[Records]
** start **

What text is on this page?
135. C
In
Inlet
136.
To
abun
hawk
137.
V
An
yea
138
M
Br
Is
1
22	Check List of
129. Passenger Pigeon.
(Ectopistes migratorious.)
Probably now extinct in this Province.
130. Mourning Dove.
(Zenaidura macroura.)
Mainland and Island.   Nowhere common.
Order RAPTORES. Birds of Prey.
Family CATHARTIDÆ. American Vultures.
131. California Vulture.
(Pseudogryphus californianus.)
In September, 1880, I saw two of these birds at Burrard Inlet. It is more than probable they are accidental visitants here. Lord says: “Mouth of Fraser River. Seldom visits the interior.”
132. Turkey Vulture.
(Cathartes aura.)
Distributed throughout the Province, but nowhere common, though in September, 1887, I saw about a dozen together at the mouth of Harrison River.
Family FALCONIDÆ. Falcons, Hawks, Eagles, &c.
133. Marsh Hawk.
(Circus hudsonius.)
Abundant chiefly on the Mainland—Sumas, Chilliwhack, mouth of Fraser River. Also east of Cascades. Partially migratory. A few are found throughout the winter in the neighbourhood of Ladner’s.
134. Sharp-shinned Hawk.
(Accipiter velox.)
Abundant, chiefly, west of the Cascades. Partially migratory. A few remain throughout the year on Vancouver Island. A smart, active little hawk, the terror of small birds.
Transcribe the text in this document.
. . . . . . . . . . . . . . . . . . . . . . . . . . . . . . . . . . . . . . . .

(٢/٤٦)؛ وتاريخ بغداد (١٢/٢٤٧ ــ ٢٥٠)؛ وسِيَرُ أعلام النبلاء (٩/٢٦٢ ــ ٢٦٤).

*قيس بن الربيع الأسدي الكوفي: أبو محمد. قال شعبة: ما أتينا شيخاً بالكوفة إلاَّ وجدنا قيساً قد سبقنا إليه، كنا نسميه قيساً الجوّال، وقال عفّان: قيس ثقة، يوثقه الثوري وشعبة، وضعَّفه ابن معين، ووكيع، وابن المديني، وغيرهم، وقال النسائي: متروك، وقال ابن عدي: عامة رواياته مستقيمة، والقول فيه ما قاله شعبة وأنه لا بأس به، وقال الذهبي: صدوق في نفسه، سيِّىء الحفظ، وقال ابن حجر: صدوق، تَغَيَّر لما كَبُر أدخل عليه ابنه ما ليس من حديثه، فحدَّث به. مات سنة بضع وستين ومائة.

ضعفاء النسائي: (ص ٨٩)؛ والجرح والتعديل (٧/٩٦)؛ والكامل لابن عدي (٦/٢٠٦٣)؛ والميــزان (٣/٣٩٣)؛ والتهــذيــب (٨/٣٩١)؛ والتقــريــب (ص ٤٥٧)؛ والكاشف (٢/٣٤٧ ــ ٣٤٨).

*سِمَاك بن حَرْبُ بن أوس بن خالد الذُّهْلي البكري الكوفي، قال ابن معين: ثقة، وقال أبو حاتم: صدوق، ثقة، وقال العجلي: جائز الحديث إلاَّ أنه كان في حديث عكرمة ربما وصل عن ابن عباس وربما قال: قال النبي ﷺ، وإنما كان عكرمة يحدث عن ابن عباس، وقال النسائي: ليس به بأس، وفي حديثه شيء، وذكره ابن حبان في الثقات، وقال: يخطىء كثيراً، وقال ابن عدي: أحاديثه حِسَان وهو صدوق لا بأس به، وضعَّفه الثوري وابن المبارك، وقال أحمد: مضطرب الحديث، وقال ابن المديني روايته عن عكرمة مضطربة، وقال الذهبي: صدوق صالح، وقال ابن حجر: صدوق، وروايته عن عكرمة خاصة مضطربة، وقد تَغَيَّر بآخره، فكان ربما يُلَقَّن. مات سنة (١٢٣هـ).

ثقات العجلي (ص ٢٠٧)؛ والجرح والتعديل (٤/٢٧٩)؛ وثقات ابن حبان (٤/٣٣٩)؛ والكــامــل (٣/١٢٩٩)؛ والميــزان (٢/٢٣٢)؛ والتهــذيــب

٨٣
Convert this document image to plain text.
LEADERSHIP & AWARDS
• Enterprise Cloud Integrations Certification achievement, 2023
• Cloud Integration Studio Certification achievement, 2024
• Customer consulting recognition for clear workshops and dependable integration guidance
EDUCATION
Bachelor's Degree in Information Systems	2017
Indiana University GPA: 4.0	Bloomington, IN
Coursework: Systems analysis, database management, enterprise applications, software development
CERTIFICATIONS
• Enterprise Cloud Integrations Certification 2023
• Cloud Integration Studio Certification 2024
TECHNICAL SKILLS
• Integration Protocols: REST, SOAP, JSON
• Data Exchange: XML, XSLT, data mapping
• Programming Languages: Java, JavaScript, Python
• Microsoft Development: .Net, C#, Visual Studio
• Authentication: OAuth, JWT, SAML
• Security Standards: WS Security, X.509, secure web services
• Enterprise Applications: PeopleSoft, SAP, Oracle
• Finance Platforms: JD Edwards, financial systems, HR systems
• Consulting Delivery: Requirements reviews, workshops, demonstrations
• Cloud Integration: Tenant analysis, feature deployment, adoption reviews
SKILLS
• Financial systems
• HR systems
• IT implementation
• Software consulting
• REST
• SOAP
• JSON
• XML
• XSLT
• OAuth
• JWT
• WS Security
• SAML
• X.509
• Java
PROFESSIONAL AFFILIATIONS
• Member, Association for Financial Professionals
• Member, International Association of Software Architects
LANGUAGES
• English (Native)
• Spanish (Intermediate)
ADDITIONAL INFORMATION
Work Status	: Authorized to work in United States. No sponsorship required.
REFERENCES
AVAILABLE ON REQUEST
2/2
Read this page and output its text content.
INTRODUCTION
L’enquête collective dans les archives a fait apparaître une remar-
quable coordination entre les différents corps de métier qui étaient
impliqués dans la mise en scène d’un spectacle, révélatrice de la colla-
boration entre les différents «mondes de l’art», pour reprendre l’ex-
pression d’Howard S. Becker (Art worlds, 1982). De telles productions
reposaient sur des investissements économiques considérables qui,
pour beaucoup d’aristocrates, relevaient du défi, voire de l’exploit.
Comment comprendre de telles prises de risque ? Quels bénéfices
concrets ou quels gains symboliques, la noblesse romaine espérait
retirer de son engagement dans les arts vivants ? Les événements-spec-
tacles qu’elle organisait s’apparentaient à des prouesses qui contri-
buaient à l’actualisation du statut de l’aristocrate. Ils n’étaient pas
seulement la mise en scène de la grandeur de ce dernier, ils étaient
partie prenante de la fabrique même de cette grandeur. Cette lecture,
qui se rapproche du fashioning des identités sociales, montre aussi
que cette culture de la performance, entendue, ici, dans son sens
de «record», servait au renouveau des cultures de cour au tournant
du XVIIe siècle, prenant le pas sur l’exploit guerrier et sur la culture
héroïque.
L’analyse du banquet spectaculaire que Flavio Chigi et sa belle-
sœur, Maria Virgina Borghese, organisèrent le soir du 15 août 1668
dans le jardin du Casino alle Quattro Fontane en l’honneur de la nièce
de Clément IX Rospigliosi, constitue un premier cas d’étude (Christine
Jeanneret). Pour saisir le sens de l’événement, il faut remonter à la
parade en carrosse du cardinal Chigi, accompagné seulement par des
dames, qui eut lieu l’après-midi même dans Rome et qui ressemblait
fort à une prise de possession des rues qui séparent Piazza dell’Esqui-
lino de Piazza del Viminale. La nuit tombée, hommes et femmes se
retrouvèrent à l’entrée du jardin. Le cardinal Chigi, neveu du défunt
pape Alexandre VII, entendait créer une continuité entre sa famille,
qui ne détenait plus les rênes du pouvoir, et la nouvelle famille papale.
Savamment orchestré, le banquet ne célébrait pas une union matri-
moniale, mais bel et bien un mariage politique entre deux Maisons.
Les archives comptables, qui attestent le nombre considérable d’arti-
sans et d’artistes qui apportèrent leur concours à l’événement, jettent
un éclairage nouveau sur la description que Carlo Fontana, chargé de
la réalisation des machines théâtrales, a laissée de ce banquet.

** end **

(Brief)
Tally the lines of the preceding listing in which the word "Piazza" appears; state nothing but the total.

(Solution to the exercise)
2